=== Data for this exercise ===
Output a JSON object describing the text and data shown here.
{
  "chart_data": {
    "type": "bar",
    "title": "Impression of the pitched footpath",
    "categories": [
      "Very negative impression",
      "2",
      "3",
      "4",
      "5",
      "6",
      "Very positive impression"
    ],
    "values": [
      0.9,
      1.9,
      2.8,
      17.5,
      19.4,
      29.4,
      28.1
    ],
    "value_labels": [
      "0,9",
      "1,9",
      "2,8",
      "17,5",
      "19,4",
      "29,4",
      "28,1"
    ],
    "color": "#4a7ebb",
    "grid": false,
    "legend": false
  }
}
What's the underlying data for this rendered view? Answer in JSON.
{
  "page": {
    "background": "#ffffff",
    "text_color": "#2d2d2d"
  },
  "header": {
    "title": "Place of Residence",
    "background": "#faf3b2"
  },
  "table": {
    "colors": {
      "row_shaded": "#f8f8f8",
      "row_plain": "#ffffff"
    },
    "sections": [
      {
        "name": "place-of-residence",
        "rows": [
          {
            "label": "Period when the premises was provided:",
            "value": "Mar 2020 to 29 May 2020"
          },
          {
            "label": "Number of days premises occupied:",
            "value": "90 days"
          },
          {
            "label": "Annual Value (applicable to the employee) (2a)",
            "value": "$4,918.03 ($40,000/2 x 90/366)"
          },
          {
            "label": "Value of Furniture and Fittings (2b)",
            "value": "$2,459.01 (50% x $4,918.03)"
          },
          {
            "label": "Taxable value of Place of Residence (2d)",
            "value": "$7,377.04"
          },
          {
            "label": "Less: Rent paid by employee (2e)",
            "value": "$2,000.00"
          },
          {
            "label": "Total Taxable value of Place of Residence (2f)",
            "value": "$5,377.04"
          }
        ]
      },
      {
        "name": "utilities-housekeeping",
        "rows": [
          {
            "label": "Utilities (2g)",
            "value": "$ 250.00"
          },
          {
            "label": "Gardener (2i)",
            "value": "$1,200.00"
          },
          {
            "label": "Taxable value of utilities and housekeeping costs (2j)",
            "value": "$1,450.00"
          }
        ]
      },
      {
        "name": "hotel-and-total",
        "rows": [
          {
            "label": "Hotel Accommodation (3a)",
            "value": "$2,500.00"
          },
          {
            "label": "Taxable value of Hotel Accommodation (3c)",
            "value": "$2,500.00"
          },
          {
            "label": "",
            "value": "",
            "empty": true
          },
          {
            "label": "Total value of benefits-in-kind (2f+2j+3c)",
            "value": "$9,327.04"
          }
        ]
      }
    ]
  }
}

=== Exercise aim ===
Of the lines in the listing above, how many hold the string "name"? Reply with the number only.

=== Right answer ===
3